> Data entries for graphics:

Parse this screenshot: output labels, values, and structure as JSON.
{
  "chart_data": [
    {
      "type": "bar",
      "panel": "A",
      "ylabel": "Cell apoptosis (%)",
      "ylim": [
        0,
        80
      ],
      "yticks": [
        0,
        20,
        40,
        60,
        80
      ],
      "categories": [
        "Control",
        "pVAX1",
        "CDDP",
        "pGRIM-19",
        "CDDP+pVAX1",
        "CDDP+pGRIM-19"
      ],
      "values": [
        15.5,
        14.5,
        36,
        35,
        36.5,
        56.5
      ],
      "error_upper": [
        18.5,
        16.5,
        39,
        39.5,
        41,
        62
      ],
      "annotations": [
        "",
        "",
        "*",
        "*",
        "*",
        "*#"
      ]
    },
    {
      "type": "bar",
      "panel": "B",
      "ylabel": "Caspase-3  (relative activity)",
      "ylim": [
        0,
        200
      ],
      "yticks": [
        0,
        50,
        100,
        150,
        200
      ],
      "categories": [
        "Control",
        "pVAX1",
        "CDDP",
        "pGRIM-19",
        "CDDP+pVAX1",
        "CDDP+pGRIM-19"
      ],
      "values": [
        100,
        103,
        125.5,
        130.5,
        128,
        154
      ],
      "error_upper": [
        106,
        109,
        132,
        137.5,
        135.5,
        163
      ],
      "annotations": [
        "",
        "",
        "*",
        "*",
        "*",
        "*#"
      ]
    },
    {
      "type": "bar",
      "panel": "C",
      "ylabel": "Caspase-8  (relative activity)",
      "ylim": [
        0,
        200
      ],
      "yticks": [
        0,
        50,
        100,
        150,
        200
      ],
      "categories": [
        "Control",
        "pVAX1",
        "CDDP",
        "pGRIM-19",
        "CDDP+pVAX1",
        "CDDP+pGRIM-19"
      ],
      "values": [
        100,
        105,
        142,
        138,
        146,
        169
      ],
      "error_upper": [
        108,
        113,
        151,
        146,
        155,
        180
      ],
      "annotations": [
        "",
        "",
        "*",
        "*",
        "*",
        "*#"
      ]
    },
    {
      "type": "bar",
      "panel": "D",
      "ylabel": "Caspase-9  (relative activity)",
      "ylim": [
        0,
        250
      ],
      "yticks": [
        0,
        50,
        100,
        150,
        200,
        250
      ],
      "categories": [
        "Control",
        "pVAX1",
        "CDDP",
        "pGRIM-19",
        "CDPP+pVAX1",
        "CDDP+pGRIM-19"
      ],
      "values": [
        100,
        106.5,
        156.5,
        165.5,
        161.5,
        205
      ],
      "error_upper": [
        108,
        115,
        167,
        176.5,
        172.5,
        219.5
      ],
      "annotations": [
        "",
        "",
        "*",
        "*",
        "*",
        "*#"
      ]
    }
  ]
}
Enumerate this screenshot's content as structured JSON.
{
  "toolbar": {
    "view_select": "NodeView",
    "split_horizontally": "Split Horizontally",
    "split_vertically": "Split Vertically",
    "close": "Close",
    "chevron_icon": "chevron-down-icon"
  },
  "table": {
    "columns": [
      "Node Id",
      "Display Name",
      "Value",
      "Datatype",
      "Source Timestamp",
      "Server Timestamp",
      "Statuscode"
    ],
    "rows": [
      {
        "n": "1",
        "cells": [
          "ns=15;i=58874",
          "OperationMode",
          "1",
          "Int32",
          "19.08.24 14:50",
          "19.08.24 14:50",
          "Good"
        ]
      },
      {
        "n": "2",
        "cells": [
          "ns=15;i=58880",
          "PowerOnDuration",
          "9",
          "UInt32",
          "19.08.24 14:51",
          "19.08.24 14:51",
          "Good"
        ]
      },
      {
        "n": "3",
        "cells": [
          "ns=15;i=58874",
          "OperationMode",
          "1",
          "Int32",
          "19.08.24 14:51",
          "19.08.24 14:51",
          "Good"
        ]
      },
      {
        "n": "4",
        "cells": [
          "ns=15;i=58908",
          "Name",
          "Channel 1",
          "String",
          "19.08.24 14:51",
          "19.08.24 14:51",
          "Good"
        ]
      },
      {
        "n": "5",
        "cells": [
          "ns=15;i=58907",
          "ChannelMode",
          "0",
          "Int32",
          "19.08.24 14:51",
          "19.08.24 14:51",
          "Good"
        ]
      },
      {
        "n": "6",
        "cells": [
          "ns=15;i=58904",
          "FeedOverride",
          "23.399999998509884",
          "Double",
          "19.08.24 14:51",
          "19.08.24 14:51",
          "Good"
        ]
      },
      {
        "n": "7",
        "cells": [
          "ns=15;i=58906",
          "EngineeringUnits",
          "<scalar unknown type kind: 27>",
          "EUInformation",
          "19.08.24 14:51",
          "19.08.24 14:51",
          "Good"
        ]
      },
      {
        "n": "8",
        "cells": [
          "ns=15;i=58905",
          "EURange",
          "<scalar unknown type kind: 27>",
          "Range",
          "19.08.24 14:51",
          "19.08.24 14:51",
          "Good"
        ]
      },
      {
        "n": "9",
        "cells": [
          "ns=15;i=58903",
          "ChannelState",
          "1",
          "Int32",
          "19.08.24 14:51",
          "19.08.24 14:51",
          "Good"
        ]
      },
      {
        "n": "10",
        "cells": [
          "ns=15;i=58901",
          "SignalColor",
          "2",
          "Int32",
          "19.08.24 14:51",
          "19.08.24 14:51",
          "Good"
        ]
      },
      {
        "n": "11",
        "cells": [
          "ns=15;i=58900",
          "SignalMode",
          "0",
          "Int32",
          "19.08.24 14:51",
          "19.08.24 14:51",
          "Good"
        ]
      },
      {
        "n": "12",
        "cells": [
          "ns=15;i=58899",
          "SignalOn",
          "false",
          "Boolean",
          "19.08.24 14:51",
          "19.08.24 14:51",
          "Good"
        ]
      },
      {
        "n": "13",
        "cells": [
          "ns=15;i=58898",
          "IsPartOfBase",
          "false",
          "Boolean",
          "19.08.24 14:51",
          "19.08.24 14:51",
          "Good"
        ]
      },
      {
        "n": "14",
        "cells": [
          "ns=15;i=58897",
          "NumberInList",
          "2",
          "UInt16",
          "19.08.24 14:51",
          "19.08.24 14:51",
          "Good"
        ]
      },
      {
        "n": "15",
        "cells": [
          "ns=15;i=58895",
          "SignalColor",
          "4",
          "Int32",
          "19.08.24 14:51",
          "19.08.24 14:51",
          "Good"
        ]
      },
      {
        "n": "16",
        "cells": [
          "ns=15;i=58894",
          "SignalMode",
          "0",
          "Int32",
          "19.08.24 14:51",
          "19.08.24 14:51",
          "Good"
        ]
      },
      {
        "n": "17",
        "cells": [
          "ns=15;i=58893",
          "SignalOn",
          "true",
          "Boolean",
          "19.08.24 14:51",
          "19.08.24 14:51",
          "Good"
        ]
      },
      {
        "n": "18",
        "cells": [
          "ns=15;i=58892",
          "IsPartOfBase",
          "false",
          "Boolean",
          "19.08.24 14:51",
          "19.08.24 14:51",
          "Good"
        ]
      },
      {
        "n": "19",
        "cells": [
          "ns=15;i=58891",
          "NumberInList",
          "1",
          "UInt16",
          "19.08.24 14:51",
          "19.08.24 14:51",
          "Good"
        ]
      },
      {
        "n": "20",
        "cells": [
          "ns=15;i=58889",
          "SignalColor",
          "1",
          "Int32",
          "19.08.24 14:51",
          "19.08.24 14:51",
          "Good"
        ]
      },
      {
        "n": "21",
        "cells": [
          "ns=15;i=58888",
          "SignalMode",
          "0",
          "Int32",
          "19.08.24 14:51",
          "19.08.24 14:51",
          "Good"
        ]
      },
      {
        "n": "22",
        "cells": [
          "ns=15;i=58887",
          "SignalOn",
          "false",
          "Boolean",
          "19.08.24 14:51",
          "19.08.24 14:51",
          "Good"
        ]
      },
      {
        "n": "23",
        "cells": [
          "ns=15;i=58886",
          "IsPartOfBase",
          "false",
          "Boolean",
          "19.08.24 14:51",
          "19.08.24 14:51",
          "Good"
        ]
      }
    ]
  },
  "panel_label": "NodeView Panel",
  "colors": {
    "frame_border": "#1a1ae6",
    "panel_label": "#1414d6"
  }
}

> Directive: Go through the lines above. Select every one that has the string "Split".

> The response:
    "split_horizontally": "Split Horizontally",
    "split_vertically": "Split Vertically",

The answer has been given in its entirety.